Stored data
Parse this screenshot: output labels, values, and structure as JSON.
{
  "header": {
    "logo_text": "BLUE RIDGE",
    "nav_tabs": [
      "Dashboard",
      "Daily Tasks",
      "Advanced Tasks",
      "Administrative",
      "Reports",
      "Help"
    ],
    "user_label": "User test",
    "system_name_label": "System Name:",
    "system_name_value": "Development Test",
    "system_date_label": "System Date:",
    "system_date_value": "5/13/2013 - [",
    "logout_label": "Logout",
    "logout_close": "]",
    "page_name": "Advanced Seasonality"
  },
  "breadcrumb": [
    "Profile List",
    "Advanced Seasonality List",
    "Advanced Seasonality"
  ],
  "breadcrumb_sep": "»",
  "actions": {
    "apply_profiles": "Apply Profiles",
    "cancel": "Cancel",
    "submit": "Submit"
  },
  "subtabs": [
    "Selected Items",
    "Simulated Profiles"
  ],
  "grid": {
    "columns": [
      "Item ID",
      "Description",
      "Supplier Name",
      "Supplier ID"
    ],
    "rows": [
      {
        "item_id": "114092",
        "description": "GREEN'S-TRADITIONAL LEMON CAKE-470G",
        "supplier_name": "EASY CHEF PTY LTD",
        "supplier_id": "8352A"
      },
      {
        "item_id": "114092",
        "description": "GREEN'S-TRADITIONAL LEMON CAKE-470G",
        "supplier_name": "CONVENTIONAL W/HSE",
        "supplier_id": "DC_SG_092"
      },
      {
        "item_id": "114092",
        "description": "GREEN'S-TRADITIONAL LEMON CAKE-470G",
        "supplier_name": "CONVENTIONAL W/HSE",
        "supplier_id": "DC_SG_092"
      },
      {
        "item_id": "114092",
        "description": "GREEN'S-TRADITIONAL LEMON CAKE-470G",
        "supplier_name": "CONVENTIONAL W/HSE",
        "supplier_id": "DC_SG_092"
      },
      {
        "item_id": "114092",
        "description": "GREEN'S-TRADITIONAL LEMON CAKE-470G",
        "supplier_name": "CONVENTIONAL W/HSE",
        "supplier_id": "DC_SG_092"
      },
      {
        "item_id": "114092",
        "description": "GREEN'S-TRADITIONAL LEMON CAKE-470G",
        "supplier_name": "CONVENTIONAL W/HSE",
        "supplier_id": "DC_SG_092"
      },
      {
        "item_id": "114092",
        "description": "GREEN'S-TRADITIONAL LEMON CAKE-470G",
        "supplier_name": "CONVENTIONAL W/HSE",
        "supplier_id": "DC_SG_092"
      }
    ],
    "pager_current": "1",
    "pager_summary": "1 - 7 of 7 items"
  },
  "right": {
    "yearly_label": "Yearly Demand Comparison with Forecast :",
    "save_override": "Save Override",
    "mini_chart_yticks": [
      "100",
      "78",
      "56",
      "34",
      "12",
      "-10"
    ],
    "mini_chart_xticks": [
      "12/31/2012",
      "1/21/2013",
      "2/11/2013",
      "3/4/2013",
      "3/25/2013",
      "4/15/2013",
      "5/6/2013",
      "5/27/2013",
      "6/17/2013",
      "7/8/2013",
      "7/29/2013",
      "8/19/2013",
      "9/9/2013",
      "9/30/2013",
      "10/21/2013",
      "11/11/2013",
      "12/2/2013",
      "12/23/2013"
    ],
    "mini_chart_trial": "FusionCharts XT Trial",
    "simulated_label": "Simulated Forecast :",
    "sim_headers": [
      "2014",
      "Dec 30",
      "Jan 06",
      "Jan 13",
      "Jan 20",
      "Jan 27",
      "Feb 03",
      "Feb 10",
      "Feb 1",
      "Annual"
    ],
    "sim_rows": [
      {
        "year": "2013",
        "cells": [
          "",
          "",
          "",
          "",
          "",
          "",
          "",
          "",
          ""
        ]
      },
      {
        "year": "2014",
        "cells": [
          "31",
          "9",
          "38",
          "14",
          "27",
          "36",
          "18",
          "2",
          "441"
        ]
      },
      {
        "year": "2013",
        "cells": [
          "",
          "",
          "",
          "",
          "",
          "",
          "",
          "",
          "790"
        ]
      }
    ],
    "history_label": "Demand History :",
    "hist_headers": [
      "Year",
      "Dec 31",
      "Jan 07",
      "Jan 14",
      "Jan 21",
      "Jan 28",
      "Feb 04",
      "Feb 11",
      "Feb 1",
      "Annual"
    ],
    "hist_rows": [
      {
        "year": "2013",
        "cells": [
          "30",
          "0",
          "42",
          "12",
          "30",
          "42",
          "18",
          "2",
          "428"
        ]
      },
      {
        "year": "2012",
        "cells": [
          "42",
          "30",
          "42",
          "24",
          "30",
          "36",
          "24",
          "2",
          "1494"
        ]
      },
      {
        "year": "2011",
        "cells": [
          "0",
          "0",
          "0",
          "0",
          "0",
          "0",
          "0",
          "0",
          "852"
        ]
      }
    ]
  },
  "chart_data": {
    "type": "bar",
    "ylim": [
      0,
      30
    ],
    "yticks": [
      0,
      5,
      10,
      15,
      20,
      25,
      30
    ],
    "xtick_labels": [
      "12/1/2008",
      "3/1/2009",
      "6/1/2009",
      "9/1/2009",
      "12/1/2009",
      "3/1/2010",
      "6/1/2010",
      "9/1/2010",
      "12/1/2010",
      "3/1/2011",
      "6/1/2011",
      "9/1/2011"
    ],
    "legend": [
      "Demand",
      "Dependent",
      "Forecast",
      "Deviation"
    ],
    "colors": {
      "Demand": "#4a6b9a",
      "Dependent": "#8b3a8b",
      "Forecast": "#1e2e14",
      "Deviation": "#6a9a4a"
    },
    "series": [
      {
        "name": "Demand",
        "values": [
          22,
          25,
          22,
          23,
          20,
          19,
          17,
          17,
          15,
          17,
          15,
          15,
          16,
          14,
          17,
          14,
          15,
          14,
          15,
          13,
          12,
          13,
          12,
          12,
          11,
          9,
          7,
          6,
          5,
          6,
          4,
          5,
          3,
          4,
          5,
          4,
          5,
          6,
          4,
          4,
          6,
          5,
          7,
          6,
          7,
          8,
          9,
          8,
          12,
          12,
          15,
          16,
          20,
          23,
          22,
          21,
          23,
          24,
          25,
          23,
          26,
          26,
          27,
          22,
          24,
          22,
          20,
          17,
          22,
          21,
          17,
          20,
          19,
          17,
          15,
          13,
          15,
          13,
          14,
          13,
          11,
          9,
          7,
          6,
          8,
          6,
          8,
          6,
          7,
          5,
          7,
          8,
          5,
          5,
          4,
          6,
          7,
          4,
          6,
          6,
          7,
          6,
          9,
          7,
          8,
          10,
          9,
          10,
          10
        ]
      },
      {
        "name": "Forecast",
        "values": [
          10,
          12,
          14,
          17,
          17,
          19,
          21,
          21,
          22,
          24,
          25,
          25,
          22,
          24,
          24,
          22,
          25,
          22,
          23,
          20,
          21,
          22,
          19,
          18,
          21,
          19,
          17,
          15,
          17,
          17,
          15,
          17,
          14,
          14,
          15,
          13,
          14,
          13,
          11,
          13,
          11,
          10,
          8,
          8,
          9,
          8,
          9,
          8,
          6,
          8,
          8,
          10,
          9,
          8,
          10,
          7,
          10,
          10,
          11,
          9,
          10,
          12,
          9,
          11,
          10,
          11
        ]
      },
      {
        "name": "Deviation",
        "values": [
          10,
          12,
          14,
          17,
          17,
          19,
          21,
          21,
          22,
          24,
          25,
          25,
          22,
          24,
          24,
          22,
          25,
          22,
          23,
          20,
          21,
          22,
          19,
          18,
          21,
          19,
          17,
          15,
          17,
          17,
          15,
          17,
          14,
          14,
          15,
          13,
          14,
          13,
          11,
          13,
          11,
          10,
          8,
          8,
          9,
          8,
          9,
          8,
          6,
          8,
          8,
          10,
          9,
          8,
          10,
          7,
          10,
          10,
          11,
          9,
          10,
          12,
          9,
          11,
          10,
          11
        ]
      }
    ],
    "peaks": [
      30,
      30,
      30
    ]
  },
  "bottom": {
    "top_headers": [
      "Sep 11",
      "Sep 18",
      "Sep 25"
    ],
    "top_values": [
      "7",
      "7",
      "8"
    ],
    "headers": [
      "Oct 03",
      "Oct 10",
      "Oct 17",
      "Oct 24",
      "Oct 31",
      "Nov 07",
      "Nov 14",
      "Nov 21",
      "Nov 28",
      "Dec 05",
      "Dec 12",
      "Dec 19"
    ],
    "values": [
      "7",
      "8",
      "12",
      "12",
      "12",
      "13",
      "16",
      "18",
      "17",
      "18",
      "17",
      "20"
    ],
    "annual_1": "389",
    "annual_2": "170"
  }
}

# Aim
Give the count of lines holding the word "Simulated", with no other words.

# Exercise solution
2